• _Materials provided_
..............................

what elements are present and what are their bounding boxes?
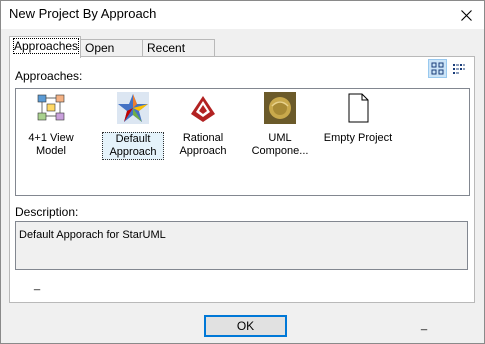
status-dash-left: _ xyxy=(34,279,41,291)
ok-button[interactable]: OK xyxy=(204,315,287,337)
tab-approaches-label: Approaches xyxy=(12,38,80,54)
approach-item-default[interactable]: Default Approach xyxy=(102,92,164,160)
list-view-icon xyxy=(453,64,465,74)
tab-approaches[interactable]: Approaches xyxy=(9,36,81,58)
uml-component-icon xyxy=(264,92,296,124)
large-icons-view-button[interactable] xyxy=(428,59,447,78)
tab-panel-approaches: Approaches: 4+1 View Model Default Appro… xyxy=(9,56,475,303)
dialog-window: New Project By Approach Approaches Open … xyxy=(0,0,485,344)
view-mode-toolbar xyxy=(428,59,468,78)
close-button[interactable] xyxy=(448,1,484,29)
description-box: Default Apporach for StarUML xyxy=(15,221,468,270)
approaches-label: Approaches: xyxy=(15,69,83,83)
close-icon xyxy=(460,9,472,21)
tab-open-files[interactable]: Open Files xyxy=(80,39,143,72)
list-view-button[interactable] xyxy=(449,59,468,78)
approach-item-uml-components[interactable]: UML Compone... xyxy=(249,92,311,158)
approach-item-empty-project[interactable]: Empty Project xyxy=(319,92,397,145)
title-bar: New Project By Approach xyxy=(1,1,484,29)
empty-project-icon xyxy=(348,93,369,123)
item-label: Rational Approach xyxy=(179,132,227,157)
approach-item-41-view-model[interactable]: 4+1 View Model xyxy=(20,92,82,158)
description-text: Default Apporach for StarUML xyxy=(19,229,166,241)
default-approach-icon xyxy=(117,92,149,124)
description-label: Description: xyxy=(15,205,79,219)
tab-recent-files[interactable]: Recent Files xyxy=(142,39,215,72)
item-label: Empty Project xyxy=(323,132,393,144)
window-title: New Project By Approach xyxy=(9,6,157,21)
41-view-model-icon xyxy=(37,94,65,121)
item-label: Default Approach xyxy=(102,132,164,160)
item-label: 4+1 View Model xyxy=(28,132,74,157)
ok-button-label: OK xyxy=(236,319,255,333)
item-label: UML Compone... xyxy=(251,132,309,157)
large-icons-icon xyxy=(431,62,444,75)
approaches-list[interactable]: 4+1 View Model Default Approach Rational… xyxy=(15,88,470,196)
tab-strip: Approaches Open Files Recent Files xyxy=(9,36,475,72)
approach-item-rational[interactable]: Rational Approach xyxy=(172,92,234,158)
rational-approach-icon xyxy=(191,96,215,122)
status-dash-right: _ xyxy=(421,319,428,331)
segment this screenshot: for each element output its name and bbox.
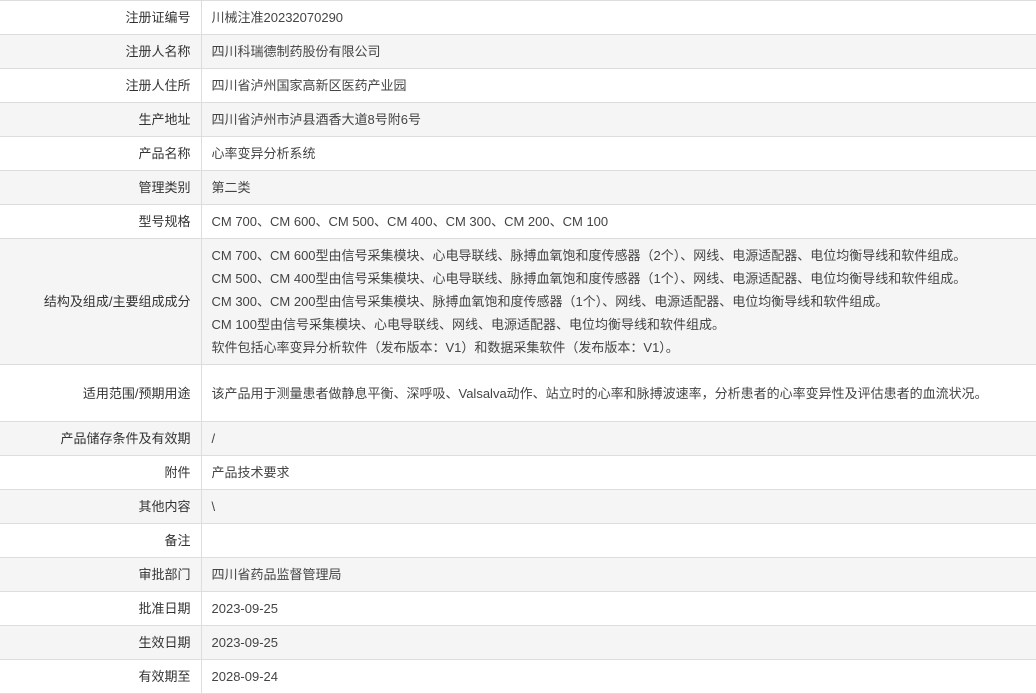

..............................

• _Objective_
Show each line of the entries above that contains the string "window", matching case exactly.

• _Output for this exercise_
dialog-window: New Project By Approach Approaches Open … xyxy=(0,0,485,344)
window-title: New Project By Approach xyxy=(9,6,157,21)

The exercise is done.